Skip to content
Alex Miller edited this page Jan 30, 2016 · 14 revisions

Reading

In order to read Transit encoded JSON you need to construct a reader:

(ns try-transit
  (:require [cognitect.transit :as t]))

(def r (t/reader :json))

Currently :json is the only type of reader available. Given a reader you can invoke cognitect.transit/read.

For example reading a vector:

(def v (t/read r "[1,2,3]")) ;; [1 2 3]

And reading a map:

(def m (t/read r "{\"~:foo\":\"bar\"}")) ;; {:foo "bar"}

Writing

Like reading, writing is fairly straightforward. Constructing a writer looks very much like constructing a reader:

(ns try-transit
  (:require [cognitect.transit :as t]))

(def w (t/writer :json))

Once you've constructed a writer you can invoke cognitect.transit/write to encode values.

For example writing a vector:

(t/write w [1 2 3]) ;; "[1,2,3]"

And writing a map:

(t/write w {:foo "bar"}) ;; "[\"^ \",\"~:foo\",\"bar\"]"

Maps get written out as JSON arrays as this form is more efficient for decoding. For debugging purposes it's useful to construct a verbose writer:

(def wv (t/writer :json-verbose))

And now the result of writing map-like values is easier to read:

(t/write wv {:foo "bar"}) ;; "{\"~:foo\":\"bar\"}"

● COMPLETE THE FOLLOWING:
1 > Set down the part of the Transit guide from "(def m (t/read" up to and including "w (t/writer :json))", word for word.
2 > Using the Transit guide, mark each statement yes or no, quoting the words that decide it: (a) At present, :json is the only type of reader available. (b) Maps are written out as JSON arrays because that form is easier to read. (c) A verbose writer is built by passing :json-verbose to the writer function.
Nothing in the items is needed here.

● DATA FOR ANALYSIS:
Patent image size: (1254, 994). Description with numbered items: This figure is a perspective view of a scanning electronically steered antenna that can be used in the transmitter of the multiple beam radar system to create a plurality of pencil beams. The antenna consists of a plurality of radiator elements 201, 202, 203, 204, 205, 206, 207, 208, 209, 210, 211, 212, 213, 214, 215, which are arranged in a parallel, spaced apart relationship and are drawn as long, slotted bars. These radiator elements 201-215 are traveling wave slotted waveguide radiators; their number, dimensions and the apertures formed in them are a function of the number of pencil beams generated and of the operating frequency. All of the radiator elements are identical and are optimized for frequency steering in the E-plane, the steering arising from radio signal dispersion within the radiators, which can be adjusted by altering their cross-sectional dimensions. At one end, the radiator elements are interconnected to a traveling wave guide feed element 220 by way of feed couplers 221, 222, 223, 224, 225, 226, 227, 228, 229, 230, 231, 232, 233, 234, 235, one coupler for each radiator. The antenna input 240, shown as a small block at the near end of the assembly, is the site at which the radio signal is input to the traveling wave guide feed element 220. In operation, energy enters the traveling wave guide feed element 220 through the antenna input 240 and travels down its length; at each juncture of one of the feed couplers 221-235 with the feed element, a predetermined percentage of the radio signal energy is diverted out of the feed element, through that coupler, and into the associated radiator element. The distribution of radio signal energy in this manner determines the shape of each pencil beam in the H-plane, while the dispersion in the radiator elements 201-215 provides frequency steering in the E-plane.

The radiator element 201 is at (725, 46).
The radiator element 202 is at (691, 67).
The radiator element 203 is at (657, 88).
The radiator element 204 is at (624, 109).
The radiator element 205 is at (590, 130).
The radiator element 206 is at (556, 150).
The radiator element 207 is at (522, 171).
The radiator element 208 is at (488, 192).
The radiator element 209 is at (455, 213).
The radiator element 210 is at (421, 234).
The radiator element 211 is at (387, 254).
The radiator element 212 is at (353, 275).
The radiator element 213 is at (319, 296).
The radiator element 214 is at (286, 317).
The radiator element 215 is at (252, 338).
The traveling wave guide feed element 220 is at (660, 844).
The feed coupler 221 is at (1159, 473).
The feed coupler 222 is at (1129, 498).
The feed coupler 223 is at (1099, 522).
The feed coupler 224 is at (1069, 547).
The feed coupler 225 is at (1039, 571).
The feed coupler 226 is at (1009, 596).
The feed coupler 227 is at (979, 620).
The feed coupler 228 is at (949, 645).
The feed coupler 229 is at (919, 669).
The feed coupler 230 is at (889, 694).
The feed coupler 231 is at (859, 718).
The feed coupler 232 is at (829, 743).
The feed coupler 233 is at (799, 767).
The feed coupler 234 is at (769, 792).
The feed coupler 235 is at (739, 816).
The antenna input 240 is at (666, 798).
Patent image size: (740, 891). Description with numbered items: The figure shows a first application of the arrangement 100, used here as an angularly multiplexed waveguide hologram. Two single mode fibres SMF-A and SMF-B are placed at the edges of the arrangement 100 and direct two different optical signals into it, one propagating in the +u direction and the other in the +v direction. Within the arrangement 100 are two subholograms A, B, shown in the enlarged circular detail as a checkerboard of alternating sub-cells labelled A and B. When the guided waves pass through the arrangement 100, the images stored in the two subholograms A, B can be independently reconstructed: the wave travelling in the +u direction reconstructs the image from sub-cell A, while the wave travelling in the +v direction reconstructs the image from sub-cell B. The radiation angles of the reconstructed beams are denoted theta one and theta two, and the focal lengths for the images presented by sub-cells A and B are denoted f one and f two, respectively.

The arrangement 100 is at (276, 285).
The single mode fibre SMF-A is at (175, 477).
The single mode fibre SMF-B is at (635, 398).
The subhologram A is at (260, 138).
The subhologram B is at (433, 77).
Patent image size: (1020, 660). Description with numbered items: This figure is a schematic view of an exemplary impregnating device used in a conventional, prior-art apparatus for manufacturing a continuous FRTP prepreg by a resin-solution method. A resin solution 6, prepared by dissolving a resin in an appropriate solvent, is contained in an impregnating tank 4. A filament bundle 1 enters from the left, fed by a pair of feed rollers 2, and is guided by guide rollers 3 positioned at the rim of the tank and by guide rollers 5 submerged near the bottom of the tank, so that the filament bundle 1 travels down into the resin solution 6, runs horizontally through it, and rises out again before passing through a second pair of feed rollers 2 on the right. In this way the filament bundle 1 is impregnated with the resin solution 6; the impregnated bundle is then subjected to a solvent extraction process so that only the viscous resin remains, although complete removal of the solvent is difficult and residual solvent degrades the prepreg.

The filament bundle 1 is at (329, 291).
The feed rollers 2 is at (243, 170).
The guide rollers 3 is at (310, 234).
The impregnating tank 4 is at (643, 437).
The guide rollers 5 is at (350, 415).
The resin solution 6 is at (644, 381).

● RESPONSES BY TASK:
1 >
(def m (t/read r "{\"~:foo\":\"bar\"}")) ;; {:foo "bar"}

Writing

Like reading, writing is fairly straightforward. Constructing a writer looks very much like constructing a reader:

(ns try-transit
  (:require [cognitect.transit :as t]))

(def w (t/writer :json))

2 >
(a) Yes: "Currently :json is the only type of reader available."
(b) No: "Maps get written out as JSON arrays as this form is more efficient for decoding."
(c) Yes: "(def wv (t/writer :json-verbose))"